WORK TO BE COMPLETED
In the data below, find each line containing the string "name" and return it.
==============================
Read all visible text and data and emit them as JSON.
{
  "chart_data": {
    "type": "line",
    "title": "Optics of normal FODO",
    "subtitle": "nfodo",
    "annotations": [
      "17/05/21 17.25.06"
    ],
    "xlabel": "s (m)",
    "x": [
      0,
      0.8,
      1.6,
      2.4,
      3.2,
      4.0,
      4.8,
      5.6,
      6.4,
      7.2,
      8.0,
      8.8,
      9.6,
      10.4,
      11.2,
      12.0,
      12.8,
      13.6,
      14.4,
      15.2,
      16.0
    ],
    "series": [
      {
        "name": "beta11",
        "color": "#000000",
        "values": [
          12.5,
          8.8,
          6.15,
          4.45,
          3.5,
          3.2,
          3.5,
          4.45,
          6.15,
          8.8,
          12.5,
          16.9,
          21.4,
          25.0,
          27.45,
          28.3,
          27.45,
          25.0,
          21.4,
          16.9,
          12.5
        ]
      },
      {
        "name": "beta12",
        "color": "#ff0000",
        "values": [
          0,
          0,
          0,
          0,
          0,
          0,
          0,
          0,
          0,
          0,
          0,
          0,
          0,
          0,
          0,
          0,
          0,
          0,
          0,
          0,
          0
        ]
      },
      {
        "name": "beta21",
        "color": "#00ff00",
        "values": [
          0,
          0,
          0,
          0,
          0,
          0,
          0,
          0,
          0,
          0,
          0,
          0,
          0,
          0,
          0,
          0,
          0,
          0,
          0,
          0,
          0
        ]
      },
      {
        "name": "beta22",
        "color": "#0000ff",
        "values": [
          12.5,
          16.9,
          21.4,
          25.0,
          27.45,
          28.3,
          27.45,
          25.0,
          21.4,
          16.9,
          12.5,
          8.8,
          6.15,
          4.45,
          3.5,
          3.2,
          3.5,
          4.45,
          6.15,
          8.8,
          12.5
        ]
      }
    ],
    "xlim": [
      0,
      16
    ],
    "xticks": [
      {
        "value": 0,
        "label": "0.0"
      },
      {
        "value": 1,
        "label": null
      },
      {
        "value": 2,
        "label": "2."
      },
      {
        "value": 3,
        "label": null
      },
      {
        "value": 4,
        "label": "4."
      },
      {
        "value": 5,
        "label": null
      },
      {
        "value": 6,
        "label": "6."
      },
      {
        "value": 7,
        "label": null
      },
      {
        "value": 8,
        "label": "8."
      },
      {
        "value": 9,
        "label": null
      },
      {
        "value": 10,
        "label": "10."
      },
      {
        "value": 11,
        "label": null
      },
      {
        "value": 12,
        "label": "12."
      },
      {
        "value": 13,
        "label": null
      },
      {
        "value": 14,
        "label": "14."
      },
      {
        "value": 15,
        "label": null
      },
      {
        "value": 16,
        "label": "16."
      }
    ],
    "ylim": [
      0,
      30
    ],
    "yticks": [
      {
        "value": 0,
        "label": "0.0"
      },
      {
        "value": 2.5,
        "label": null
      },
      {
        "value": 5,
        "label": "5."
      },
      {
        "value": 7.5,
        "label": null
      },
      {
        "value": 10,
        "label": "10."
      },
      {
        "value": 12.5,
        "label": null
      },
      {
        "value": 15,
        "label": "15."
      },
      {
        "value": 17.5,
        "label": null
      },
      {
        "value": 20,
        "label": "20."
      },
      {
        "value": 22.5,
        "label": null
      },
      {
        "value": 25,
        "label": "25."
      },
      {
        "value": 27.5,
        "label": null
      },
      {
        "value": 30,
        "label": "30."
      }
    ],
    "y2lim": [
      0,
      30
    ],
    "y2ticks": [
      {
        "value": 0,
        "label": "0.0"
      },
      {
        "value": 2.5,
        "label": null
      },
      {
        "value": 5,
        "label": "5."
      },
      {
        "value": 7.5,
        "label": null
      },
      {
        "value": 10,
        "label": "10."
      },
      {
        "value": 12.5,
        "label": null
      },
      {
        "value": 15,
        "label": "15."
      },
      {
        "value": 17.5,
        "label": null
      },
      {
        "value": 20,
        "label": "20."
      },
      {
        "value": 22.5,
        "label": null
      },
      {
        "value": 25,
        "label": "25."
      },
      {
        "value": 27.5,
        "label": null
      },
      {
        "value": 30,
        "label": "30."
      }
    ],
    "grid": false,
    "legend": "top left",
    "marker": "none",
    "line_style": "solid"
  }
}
==============================
OUTPUT
        "name": "beta11",
        "name": "beta12",
        "name": "beta21",
        "name": "beta22",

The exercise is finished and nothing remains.